[Dataset excerpts]
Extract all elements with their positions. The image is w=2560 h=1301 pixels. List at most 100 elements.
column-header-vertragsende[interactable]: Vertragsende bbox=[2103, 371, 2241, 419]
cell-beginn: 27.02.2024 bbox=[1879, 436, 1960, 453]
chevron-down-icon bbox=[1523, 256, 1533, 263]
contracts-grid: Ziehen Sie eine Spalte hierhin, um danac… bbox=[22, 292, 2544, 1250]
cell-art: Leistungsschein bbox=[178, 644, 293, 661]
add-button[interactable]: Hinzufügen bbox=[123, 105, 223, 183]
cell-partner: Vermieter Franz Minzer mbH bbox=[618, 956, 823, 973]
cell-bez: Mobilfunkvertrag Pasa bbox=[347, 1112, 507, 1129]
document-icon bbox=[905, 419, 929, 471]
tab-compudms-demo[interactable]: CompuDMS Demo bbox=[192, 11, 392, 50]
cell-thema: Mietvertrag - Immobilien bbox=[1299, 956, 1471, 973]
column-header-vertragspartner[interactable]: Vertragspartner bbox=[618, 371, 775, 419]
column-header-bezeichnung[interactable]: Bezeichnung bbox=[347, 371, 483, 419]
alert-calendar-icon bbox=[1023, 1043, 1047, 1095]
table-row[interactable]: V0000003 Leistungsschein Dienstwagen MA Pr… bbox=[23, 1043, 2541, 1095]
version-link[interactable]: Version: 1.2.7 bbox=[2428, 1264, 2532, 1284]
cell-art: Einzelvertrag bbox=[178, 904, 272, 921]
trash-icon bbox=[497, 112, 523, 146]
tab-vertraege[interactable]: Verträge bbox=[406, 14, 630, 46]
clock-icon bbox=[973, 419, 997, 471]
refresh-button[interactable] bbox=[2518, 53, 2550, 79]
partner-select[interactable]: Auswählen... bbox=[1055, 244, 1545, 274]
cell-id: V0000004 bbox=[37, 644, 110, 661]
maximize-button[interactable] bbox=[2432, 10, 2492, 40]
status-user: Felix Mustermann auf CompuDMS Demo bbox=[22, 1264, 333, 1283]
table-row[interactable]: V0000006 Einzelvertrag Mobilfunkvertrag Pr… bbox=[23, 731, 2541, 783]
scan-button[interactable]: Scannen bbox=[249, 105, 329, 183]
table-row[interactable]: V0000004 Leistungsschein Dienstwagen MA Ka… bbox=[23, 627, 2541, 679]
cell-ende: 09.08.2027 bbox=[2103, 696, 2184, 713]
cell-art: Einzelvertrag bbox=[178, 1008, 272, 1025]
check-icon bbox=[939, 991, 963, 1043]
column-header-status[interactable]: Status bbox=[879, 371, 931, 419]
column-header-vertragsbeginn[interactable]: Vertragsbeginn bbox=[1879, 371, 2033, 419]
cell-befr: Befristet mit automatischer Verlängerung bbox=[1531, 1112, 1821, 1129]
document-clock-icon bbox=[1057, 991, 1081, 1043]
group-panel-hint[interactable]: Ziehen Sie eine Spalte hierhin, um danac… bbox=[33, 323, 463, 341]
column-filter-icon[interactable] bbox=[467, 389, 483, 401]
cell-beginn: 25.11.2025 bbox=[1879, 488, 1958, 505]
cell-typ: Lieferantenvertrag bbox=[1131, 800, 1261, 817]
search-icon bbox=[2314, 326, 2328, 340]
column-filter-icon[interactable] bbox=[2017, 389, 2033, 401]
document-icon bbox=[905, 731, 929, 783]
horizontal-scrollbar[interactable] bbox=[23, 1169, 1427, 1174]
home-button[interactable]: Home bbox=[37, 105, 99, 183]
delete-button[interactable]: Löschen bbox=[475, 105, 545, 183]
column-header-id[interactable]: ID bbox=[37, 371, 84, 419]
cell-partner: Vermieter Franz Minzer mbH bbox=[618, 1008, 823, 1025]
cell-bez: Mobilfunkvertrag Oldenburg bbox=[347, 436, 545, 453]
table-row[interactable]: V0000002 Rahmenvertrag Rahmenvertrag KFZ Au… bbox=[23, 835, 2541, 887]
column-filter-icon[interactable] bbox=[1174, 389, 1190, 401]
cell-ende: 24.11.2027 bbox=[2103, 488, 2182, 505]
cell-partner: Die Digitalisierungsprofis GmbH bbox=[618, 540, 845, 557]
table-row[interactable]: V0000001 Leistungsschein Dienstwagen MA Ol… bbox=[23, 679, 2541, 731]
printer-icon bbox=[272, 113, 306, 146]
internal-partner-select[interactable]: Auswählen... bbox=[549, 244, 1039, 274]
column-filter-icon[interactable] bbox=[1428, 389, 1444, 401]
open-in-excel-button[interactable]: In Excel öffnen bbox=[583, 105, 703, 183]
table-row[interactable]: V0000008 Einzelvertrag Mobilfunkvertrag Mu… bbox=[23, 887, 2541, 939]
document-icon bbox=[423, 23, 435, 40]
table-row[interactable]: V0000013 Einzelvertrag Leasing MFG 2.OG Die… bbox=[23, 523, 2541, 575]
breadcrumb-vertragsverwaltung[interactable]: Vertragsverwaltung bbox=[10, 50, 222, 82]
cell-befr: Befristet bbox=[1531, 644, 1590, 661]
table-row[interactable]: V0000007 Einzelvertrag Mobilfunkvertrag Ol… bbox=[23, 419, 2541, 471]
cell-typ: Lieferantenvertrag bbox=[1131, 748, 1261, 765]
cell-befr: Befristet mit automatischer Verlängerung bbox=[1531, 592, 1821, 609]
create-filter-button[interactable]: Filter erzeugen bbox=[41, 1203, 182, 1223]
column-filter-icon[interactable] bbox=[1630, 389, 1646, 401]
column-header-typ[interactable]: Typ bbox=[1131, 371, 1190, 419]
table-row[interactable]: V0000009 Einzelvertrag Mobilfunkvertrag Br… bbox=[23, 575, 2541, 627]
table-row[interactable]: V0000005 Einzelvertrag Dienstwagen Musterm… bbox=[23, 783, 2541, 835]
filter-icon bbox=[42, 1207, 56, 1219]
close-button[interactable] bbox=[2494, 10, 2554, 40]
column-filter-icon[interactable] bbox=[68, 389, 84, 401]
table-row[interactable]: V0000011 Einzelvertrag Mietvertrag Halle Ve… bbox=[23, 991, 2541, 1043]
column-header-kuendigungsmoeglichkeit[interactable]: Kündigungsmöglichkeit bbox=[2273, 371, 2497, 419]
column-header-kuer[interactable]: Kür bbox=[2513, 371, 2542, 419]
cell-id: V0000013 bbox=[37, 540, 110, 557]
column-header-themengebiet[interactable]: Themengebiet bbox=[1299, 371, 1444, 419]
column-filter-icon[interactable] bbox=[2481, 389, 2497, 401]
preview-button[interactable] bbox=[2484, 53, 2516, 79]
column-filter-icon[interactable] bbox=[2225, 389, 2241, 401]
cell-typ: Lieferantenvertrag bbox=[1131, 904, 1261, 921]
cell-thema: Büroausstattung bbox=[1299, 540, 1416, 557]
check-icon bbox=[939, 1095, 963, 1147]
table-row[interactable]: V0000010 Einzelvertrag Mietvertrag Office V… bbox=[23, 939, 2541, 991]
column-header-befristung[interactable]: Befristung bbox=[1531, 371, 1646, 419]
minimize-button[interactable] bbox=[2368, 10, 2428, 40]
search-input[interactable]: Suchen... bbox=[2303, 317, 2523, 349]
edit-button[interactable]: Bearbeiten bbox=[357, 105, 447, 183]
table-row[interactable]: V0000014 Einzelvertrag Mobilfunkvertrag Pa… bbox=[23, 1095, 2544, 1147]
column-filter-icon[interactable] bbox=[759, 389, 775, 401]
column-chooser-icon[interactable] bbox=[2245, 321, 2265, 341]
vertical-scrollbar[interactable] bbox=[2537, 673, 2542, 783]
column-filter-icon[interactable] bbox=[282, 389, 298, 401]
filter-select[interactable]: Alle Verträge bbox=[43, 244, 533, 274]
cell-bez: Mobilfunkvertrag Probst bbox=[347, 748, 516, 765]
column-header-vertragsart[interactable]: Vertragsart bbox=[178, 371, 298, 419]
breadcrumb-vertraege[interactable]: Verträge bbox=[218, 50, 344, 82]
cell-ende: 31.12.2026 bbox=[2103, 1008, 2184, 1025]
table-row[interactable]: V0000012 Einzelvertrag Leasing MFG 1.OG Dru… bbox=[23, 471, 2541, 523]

[The problem] Count the lines in the data above that contain the string "Auswählen", treating uppercase and lowercase letters as distinct, and give only the number.

[Output] 2